--- Begin RECORDS FOR THE TASK ---

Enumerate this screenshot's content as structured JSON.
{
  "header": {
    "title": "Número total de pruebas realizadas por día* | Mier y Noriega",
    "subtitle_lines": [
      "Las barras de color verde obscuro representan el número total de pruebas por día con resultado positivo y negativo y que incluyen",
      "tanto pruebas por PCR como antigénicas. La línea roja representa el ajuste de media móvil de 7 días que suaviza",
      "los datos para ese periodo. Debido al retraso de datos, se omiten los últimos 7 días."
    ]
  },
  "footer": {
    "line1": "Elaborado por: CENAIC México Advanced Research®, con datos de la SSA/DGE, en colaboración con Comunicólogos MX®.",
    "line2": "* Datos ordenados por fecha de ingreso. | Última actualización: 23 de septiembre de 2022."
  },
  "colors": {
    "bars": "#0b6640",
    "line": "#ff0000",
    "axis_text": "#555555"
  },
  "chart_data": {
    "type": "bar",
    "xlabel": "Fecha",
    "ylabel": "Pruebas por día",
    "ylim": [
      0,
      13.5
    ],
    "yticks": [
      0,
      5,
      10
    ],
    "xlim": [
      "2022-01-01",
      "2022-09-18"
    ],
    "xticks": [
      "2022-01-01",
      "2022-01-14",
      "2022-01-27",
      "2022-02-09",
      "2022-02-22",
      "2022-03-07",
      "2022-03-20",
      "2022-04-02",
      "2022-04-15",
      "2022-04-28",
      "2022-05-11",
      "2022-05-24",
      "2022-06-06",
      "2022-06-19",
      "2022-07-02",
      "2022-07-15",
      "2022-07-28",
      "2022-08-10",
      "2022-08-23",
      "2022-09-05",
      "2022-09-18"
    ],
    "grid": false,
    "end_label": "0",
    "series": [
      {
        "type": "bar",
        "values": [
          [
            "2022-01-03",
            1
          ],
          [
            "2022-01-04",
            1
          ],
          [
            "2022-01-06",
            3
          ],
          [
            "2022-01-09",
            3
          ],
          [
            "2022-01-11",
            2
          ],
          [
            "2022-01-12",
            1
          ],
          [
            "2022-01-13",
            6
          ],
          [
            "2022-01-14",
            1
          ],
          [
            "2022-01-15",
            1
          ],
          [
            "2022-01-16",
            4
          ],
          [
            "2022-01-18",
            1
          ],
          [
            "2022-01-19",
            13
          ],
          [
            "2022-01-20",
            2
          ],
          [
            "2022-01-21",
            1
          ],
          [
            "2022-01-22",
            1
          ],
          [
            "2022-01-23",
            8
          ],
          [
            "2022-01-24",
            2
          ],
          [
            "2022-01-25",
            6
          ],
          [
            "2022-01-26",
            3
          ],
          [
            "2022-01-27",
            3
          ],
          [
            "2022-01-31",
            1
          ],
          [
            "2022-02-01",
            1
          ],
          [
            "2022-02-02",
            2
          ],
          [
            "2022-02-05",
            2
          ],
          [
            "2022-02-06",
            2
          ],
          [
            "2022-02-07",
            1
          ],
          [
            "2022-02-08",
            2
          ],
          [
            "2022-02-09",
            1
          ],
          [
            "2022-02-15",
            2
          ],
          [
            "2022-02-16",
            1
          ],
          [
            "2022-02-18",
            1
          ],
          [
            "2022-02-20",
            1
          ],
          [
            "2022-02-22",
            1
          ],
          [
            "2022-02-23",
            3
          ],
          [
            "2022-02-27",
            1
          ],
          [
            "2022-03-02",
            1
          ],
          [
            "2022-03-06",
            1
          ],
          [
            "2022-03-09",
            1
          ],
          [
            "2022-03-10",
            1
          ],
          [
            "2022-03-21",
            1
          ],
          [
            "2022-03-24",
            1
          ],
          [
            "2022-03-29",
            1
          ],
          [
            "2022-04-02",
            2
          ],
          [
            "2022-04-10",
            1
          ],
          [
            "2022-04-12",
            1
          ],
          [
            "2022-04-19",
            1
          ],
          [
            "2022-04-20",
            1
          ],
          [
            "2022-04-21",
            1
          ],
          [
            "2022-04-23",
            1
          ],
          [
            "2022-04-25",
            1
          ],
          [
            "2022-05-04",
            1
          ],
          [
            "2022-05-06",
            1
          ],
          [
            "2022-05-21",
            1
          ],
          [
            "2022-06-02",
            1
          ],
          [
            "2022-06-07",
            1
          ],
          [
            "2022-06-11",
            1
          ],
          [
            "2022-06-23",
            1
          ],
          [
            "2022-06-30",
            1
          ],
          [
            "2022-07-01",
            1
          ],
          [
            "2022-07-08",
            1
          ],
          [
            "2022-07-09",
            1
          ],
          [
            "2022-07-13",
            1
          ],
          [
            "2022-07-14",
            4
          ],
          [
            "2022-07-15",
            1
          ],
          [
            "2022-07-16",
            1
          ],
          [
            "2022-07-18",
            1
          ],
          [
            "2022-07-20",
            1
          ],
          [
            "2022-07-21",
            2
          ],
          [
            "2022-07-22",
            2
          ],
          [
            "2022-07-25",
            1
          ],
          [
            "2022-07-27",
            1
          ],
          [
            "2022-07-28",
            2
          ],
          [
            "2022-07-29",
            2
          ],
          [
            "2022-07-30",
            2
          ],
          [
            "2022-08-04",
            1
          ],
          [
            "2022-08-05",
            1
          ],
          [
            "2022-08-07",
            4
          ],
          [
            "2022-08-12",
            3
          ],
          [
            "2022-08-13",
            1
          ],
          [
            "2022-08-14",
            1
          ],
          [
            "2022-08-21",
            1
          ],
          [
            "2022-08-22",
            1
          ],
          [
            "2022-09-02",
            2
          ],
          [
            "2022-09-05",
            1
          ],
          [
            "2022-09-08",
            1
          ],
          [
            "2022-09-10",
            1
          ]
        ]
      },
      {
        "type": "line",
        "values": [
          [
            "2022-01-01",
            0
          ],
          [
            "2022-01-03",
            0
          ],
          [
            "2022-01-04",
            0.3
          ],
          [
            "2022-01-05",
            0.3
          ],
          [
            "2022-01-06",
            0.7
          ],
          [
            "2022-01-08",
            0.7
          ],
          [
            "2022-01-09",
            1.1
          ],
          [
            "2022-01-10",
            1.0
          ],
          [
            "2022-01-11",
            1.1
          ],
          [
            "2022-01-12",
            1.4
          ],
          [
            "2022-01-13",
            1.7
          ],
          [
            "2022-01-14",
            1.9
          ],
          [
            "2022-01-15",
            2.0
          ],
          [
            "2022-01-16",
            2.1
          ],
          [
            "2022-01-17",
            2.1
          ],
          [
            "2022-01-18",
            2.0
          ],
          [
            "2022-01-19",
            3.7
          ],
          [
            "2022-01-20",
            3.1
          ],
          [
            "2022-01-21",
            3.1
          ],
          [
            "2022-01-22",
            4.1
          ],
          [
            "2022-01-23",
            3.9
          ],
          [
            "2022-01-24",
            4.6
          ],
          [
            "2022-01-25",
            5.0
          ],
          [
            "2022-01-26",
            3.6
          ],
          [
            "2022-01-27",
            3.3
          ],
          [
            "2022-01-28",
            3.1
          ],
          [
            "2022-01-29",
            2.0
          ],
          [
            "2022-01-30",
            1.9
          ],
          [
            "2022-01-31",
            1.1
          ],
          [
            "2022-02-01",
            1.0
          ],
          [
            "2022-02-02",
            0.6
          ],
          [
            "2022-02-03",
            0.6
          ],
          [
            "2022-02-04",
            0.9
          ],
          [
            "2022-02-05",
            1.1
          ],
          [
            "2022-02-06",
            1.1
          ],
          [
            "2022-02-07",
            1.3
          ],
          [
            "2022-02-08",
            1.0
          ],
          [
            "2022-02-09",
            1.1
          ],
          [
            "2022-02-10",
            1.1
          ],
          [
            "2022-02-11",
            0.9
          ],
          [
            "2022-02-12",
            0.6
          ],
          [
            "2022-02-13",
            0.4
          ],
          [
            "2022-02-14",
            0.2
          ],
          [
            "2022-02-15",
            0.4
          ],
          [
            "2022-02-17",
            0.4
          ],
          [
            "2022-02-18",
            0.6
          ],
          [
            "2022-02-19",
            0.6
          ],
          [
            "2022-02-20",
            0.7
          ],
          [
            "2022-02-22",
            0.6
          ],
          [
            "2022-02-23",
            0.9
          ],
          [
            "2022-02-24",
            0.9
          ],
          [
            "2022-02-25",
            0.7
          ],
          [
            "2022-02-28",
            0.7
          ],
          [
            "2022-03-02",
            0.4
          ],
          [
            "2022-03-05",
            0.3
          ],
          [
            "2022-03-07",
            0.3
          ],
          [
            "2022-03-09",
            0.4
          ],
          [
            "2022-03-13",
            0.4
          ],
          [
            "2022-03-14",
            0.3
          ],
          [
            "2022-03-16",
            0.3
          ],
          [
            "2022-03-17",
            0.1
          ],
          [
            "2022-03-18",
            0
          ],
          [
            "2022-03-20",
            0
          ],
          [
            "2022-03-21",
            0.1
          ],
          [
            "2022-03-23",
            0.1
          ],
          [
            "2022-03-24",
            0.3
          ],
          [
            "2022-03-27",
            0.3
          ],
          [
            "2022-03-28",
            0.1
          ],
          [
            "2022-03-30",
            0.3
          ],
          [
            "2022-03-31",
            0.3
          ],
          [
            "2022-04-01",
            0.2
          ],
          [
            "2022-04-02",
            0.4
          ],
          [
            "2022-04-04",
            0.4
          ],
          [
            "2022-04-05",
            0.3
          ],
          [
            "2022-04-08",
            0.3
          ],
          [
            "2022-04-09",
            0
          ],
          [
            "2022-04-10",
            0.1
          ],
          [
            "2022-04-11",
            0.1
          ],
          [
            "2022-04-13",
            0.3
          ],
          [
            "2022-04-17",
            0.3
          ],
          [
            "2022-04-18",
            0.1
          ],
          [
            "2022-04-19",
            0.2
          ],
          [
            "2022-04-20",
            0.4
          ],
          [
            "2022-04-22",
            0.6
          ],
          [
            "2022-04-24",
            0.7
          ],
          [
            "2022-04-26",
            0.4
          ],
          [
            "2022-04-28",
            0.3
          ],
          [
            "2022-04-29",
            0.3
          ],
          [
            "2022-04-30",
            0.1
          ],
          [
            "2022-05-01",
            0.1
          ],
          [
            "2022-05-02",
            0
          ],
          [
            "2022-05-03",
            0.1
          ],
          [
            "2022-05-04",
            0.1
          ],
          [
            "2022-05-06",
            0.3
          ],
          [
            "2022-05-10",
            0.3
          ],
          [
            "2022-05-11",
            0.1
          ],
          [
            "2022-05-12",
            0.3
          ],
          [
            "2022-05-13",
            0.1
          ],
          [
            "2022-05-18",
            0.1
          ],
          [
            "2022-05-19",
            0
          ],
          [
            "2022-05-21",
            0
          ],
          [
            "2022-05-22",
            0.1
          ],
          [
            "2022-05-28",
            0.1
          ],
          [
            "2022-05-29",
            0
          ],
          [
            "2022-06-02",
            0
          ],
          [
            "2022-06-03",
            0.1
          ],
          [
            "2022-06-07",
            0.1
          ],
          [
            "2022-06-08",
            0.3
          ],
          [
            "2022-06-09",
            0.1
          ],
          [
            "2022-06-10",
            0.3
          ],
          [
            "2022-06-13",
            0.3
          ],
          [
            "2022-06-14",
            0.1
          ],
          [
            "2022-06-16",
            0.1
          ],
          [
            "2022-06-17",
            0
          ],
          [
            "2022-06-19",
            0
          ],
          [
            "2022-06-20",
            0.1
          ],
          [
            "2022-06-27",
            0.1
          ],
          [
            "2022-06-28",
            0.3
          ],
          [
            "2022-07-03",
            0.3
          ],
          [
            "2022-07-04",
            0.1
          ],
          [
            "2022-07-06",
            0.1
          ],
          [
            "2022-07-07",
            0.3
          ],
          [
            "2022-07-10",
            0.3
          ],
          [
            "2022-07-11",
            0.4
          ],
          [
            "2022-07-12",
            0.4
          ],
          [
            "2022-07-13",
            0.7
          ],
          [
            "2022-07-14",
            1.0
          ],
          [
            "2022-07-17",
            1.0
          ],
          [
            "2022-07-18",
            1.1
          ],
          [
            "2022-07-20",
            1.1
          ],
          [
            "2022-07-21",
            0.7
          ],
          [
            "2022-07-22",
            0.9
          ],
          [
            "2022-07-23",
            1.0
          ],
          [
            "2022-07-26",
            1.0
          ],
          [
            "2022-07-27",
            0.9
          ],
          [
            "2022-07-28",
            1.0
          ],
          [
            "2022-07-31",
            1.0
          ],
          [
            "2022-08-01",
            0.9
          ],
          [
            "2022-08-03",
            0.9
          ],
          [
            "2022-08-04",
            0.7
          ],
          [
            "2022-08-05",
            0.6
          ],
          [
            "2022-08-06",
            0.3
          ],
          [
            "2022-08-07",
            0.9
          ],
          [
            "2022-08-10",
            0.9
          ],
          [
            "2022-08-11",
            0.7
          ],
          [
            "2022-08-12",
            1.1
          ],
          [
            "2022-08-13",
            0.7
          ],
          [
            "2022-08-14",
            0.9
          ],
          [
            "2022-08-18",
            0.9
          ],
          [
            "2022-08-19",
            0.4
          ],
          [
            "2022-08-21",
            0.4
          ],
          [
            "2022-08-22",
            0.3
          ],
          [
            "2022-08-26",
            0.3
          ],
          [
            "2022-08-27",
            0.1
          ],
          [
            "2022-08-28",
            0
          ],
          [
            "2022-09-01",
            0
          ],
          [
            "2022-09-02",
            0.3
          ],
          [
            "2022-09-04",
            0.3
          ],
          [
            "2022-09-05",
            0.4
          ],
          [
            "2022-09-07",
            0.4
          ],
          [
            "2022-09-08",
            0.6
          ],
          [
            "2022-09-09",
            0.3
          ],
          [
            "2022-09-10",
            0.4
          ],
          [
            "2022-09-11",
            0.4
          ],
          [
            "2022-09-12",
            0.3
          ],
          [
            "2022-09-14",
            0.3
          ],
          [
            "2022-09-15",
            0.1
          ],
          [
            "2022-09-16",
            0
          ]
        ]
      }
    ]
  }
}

--- End RECORDS FOR THE TASK ---

PROBLEM DESCRIPTION -> In the entries above, locate every line with the word "días" and copy it.

SOLUTION TO THE PROBLEM ->
      "tanto pruebas por PCR como antigénicas. La línea roja representa el ajuste de media móvil de 7 días que suaviza",
      "los datos para ese periodo. Debido al retraso de datos, se omiten los últimos 7 días."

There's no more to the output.